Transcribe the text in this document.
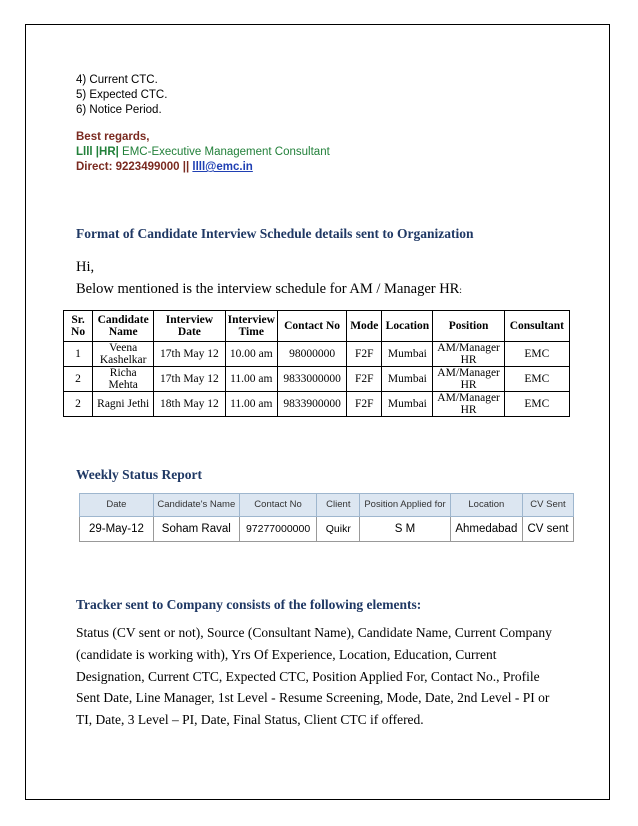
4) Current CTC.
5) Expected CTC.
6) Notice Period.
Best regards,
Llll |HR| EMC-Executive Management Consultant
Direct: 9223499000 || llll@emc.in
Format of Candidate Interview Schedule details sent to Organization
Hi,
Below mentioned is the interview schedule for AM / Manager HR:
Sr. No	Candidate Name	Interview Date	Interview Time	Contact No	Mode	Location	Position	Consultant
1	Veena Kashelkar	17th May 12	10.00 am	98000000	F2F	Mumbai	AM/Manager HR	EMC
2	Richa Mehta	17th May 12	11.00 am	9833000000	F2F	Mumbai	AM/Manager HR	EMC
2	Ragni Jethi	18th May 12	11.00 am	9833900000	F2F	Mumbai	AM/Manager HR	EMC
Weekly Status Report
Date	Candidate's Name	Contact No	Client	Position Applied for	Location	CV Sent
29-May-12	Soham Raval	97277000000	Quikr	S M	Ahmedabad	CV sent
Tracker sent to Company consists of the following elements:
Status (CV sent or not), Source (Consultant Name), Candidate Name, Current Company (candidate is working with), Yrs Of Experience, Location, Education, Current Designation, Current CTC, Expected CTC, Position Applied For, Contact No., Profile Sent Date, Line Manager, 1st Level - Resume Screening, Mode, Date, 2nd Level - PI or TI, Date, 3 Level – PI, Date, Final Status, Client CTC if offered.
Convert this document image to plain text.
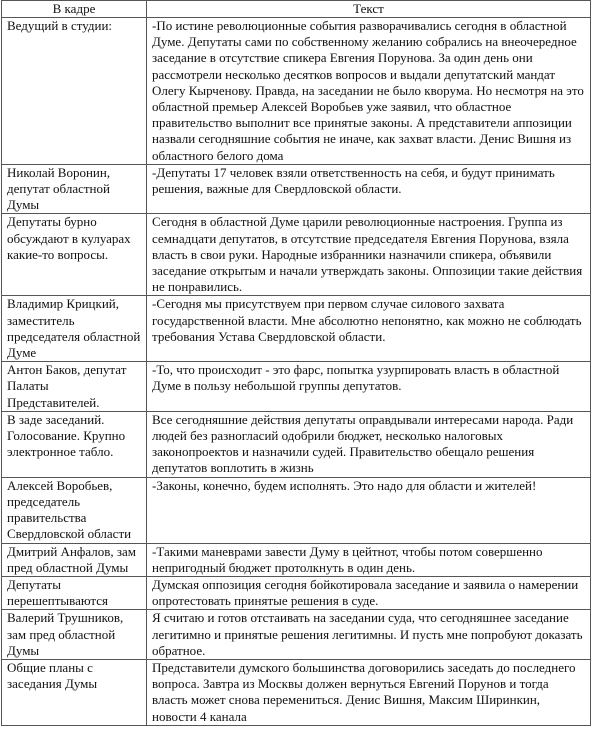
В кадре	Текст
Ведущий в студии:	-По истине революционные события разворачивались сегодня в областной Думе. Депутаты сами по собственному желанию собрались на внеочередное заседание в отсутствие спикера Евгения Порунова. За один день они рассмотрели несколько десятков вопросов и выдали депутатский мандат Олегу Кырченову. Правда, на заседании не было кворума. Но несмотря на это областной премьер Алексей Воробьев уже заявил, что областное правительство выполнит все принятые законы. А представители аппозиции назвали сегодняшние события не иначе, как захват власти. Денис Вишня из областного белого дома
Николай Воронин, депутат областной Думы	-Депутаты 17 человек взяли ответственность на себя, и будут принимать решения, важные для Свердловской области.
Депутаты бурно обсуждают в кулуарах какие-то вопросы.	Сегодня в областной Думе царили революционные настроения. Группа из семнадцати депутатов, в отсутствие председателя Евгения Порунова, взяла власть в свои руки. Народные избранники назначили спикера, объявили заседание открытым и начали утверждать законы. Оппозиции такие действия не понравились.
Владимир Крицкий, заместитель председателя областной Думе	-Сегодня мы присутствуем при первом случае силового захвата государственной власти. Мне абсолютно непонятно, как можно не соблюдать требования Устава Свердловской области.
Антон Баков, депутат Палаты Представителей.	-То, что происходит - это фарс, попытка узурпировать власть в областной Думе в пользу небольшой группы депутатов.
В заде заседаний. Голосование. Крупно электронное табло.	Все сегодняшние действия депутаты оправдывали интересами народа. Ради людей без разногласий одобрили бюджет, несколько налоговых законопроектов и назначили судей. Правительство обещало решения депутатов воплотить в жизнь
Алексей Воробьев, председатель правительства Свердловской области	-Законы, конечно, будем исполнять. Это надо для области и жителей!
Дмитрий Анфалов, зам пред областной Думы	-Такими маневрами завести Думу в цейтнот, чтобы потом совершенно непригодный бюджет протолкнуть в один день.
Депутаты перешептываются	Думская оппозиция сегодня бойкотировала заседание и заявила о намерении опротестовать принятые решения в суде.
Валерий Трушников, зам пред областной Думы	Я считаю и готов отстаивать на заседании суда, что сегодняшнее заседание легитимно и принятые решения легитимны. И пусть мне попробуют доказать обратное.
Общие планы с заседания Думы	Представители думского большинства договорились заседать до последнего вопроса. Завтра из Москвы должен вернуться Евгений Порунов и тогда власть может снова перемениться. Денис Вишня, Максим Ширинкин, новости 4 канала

-------------------------

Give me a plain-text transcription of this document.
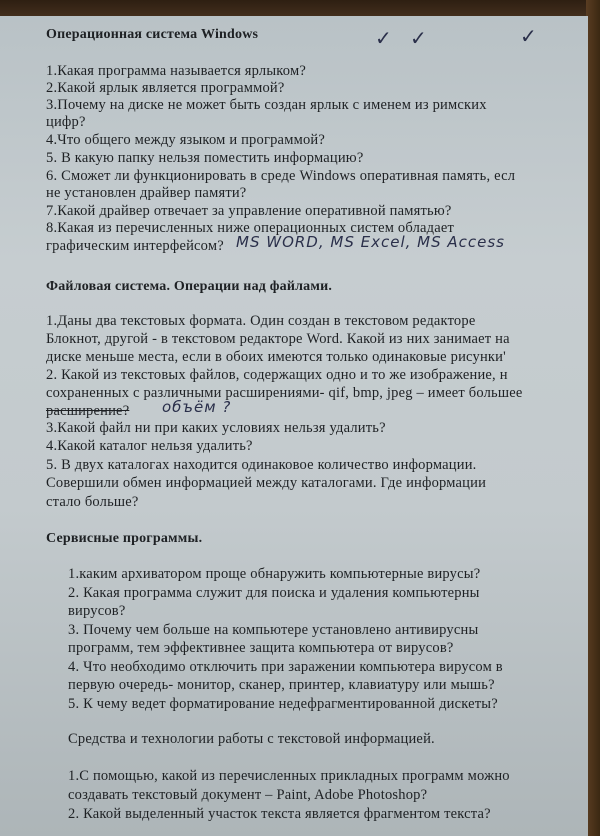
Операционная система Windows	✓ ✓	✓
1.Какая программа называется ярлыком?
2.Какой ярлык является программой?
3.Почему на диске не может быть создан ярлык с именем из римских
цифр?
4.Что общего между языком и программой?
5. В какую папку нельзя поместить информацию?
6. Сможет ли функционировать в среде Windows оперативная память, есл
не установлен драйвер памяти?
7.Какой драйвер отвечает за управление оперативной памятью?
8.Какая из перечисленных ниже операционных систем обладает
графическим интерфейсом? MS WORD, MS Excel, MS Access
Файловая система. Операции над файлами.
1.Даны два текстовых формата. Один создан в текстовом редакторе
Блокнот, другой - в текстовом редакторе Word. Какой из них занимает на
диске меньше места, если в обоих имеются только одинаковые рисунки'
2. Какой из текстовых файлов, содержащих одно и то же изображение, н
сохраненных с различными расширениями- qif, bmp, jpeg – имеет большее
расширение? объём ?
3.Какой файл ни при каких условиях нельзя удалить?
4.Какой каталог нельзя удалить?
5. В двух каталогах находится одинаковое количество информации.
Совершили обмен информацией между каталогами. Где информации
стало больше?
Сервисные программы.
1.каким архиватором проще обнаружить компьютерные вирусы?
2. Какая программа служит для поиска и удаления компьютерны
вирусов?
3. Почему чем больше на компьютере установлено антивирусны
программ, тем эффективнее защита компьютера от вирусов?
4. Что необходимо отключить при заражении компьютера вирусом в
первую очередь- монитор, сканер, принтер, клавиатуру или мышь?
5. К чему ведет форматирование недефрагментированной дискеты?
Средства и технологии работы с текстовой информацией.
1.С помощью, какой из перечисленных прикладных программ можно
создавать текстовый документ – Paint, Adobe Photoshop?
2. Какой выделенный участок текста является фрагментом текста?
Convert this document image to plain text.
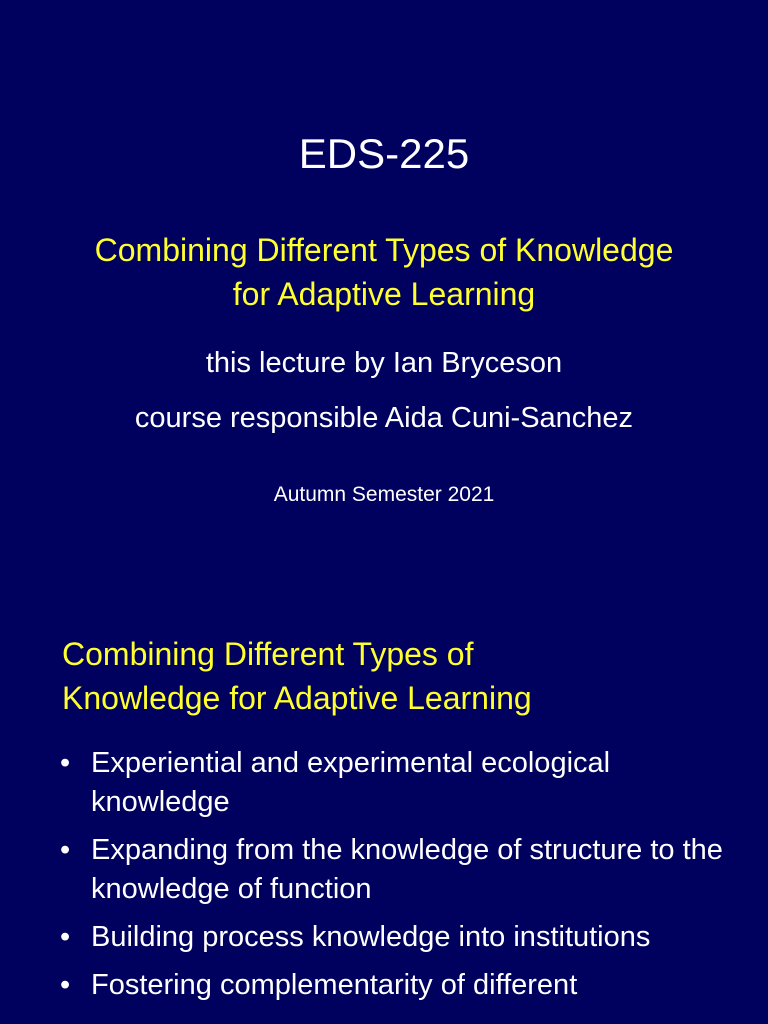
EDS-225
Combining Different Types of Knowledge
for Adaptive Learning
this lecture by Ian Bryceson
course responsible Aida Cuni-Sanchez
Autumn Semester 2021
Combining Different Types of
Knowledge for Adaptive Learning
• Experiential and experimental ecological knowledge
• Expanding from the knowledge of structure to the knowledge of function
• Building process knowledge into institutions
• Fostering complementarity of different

-------------------------

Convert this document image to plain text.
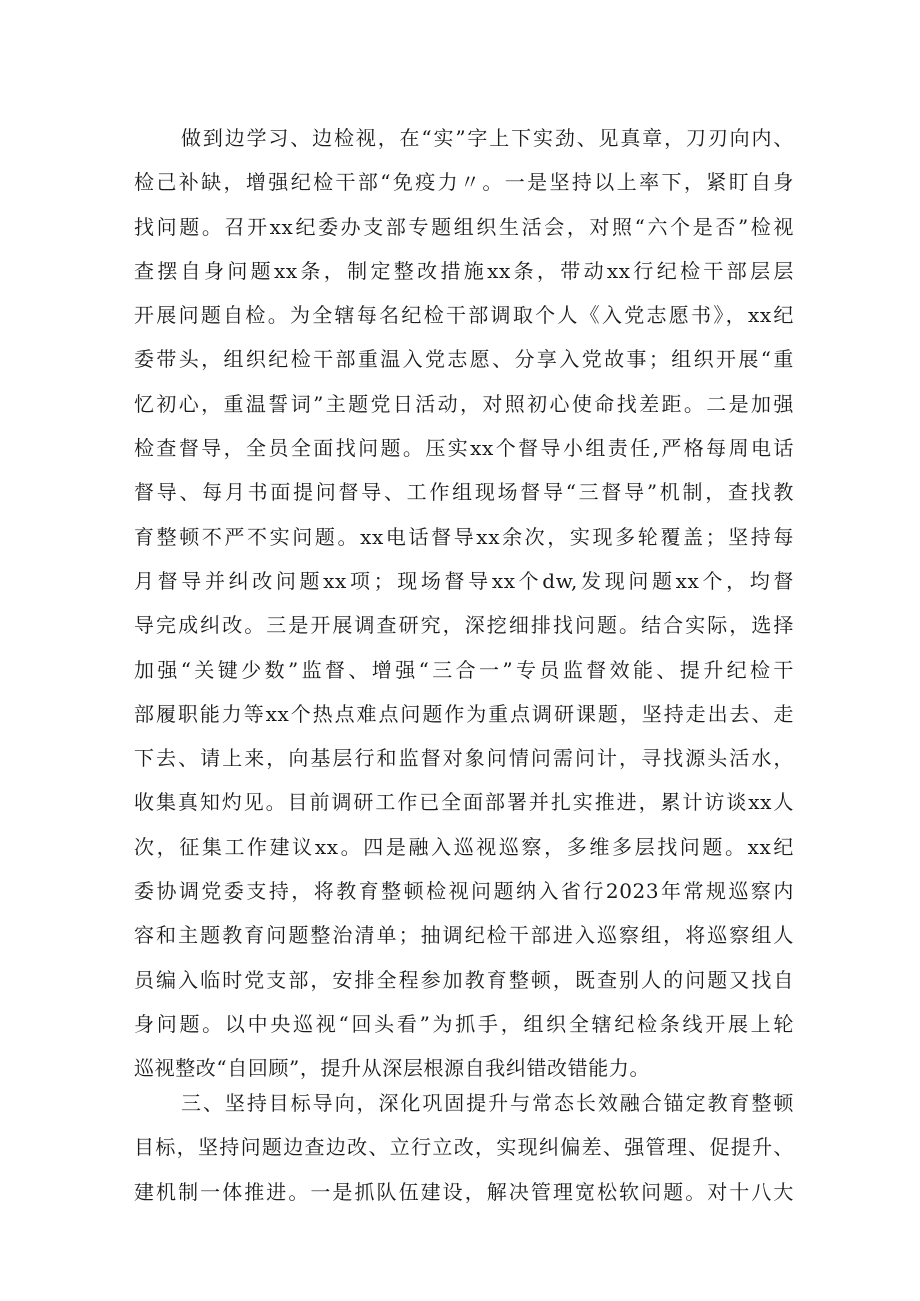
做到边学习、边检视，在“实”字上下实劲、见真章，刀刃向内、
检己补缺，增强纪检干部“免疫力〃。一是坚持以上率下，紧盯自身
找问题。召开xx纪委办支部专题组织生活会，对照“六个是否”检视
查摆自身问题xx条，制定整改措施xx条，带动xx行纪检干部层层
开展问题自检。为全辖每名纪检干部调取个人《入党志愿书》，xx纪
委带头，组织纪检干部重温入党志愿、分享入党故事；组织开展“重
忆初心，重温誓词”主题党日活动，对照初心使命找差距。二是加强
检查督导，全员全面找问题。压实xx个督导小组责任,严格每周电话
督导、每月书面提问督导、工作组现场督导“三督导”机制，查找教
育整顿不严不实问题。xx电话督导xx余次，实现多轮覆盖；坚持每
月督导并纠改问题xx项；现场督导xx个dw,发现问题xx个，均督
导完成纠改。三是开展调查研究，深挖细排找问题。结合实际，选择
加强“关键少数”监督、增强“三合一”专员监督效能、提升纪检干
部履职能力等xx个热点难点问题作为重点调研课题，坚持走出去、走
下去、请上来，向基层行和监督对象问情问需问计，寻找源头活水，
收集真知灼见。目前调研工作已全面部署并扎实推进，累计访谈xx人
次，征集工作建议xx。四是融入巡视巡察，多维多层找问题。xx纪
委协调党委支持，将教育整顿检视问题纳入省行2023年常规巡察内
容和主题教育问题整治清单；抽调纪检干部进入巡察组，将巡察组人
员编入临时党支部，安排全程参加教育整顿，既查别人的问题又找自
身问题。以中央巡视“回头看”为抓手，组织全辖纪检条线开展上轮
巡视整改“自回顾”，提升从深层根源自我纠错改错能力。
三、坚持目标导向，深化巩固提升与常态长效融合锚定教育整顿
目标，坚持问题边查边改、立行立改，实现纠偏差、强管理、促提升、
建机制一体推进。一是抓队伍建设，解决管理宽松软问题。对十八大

-------------------------

▶ **Set problem**
Pull out every line above that holds the word "драйвер".

▶ **Exercise response**
не установлен драйвер памяти?
7.Какой драйвер отвечает за управление оперативной памятью?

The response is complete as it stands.